____ Material provided

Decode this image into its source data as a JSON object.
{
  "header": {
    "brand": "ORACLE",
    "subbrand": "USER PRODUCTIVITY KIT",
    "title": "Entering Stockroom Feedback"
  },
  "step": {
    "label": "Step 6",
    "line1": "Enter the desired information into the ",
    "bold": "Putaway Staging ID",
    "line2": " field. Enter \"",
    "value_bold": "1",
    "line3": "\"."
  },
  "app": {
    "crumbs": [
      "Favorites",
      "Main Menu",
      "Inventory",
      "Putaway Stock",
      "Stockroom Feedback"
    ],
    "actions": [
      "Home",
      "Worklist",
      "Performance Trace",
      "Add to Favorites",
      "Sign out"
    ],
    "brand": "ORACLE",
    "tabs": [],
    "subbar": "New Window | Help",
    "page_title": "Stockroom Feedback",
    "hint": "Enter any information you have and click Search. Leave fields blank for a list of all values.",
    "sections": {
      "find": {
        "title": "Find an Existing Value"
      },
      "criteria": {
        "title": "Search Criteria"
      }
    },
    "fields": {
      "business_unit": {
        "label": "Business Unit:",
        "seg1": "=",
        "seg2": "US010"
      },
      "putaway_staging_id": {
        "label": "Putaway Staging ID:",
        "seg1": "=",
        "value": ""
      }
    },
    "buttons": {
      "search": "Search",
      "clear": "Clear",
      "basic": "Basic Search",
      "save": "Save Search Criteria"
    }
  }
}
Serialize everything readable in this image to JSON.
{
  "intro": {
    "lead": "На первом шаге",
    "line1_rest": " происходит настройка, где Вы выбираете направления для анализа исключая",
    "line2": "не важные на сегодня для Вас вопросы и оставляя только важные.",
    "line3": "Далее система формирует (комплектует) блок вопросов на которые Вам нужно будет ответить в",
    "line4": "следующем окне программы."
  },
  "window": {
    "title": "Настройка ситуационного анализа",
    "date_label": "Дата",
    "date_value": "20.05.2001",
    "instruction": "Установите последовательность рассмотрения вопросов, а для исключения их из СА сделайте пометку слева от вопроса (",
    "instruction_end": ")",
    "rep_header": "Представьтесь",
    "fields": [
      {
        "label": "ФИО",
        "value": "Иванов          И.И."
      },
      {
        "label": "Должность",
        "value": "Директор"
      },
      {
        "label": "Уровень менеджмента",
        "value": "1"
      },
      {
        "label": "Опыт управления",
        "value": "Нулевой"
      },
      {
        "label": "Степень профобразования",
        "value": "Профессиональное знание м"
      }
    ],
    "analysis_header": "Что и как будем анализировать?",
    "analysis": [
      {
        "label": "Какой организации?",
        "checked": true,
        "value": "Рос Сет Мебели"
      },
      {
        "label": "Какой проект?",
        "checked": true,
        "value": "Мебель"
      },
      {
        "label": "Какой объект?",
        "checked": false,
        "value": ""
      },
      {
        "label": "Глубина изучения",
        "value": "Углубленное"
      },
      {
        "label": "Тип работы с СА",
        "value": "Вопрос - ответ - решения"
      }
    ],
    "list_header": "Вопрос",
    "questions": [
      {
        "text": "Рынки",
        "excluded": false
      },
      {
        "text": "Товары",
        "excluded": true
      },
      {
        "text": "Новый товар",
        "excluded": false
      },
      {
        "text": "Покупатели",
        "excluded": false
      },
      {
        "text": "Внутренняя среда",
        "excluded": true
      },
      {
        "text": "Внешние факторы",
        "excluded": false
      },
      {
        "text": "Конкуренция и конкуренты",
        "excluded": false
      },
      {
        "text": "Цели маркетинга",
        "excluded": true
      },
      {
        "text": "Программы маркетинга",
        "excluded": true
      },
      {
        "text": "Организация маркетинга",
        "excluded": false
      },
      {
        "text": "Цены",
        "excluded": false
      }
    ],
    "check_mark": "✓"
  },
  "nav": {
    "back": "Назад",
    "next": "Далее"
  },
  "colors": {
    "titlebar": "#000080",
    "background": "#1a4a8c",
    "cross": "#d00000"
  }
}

________

| Task instructions |
Note each line of the entries that has "Далее" in it, and copy those lines.

| Response to this exercise |
    "line3": "Далее система формирует (комплектует) блок вопросов на которые Вам нужно будет ответить в",
    "next": "Далее"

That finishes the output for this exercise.